====== Data provided

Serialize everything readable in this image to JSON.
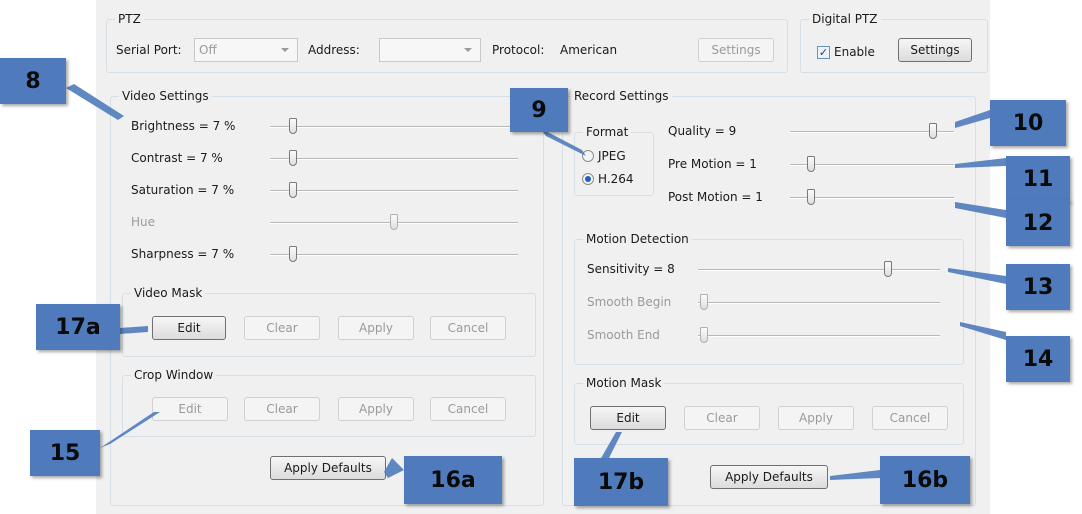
{
  "ptz": {
    "title": "PTZ",
    "serial_port_label": "Serial Port:",
    "serial_port_value": "Off",
    "address_label": "Address:",
    "address_value": "",
    "protocol_label": "Protocol:",
    "protocol_value": "American",
    "settings_label": "Settings"
  },
  "digital_ptz": {
    "title": "Digital PTZ",
    "enable_label": "Enable",
    "enable_checked": true,
    "settings_label": "Settings"
  },
  "video_settings": {
    "title": "Video Settings",
    "sliders": [
      {
        "label": "Brightness = 7 %",
        "value": 7,
        "enabled": true
      },
      {
        "label": "Contrast = 7 %",
        "value": 7,
        "enabled": true
      },
      {
        "label": "Saturation = 7 %",
        "value": 7,
        "enabled": true
      },
      {
        "label": "Hue",
        "value": 50,
        "enabled": false
      },
      {
        "label": "Sharpness = 7 %",
        "value": 7,
        "enabled": true
      }
    ],
    "video_mask": {
      "title": "Video Mask",
      "edit": "Edit",
      "clear": "Clear",
      "apply": "Apply",
      "cancel": "Cancel"
    },
    "crop_window": {
      "title": "Crop Window",
      "edit": "Edit",
      "clear": "Clear",
      "apply": "Apply",
      "cancel": "Cancel"
    },
    "apply_defaults": "Apply Defaults"
  },
  "record_settings": {
    "title": "Record Settings",
    "format": {
      "title": "Format",
      "options": [
        "JPEG",
        "H.264"
      ],
      "selected": "H.264"
    },
    "sliders": [
      {
        "label": "Quality = 9",
        "value": 9,
        "max": 10
      },
      {
        "label": "Pre Motion = 1",
        "value": 1,
        "max": 10
      },
      {
        "label": "Post Motion = 1",
        "value": 1,
        "max": 10
      }
    ],
    "motion_detection": {
      "title": "Motion Detection",
      "sliders": [
        {
          "label": "Sensitivity = 8",
          "value": 8,
          "max": 10,
          "enabled": true
        },
        {
          "label": "Smooth Begin",
          "value": 0,
          "max": 10,
          "enabled": false
        },
        {
          "label": "Smooth End",
          "value": 0,
          "max": 10,
          "enabled": false
        }
      ]
    },
    "motion_mask": {
      "title": "Motion Mask",
      "edit": "Edit",
      "clear": "Clear",
      "apply": "Apply",
      "cancel": "Cancel"
    },
    "apply_defaults": "Apply Defaults"
  },
  "callouts": [
    "8",
    "9",
    "10",
    "11",
    "12",
    "13",
    "14",
    "15",
    "16a",
    "16b",
    "17a",
    "17b"
  ],
  "colors": {
    "callout": "#4f7bbd",
    "panel": "#f0f0f0",
    "group_border": "#d5dfe5"
  }
}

============

What you have to do:
Give every record back exactly as it reads, with no images.

Reply:
Serialize everything readable in this image to JSON.
{
  "ptz": {
    "title": "PTZ",
    "serial_port_label": "Serial Port:",
    "serial_port_value": "Off",
    "address_label": "Address:",
    "address_value": "",
    "protocol_label": "Protocol:",
    "protocol_value": "American",
    "settings_label": "Settings"
  },
  "digital_ptz": {
    "title": "Digital PTZ",
    "enable_label": "Enable",
    "enable_checked": true,
    "settings_label": "Settings"
  },
  "video_settings": {
    "title": "Video Settings",
    "sliders": [
      {
        "label": "Brightness = 7 %",
        "value": 7,
        "enabled": true
      },
      {
        "label": "Contrast = 7 %",
        "value": 7,
        "enabled": true
      },
      {
        "label": "Saturation = 7 %",
        "value": 7,
        "enabled": true
      },
      {
        "label": "Hue",
        "value": 50,
        "enabled": false
      },
      {
        "label": "Sharpness = 7 %",
        "value": 7,
        "enabled": true
      }
    ],
    "video_mask": {
      "title": "Video Mask",
      "edit": "Edit",
      "clear": "Clear",
      "apply": "Apply",
      "cancel": "Cancel"
    },
    "crop_window": {
      "title": "Crop Window",
      "edit": "Edit",
      "clear": "Clear",
      "apply": "Apply",
      "cancel": "Cancel"
    },
    "apply_defaults": "Apply Defaults"
  },
  "record_settings": {
    "title": "Record Settings",
    "format": {
      "title": "Format",
      "options": [
        "JPEG",
        "H.264"
      ],
      "selected": "H.264"
    },
    "sliders": [
      {
        "label": "Quality = 9",
        "value": 9,
        "max": 10
      },
      {
        "label": "Pre Motion = 1",
        "value": 1,
        "max": 10
      },
      {
        "label": "Post Motion = 1",
        "value": 1,
        "max": 10
      }
    ],
    "motion_detection": {
      "title": "Motion Detection",
      "sliders": [
        {
          "label": "Sensitivity = 8",
          "value": 8,
          "max": 10,
          "enabled": true
        },
        {
          "label": "Smooth Begin",
          "value": 0,
          "max": 10,
          "enabled": false
        },
        {
          "label": "Smooth End",
          "value": 0,
          "max": 10,
          "enabled": false
        }
      ]
    },
    "motion_mask": {
      "title": "Motion Mask",
      "edit": "Edit",
      "clear": "Clear",
      "apply": "Apply",
      "cancel": "Cancel"
    },
    "apply_defaults": "Apply Defaults"
  },
  "callouts": [
    "8",
    "9",
    "10",
    "11",
    "12",
    "13",
    "14",
    "15",
    "16a",
    "16b",
    "17a",
    "17b"
  ],
  "colors": {
    "callout": "#4f7bbd",
    "panel": "#f0f0f0",
    "group_border": "#d5dfe5"
  }
}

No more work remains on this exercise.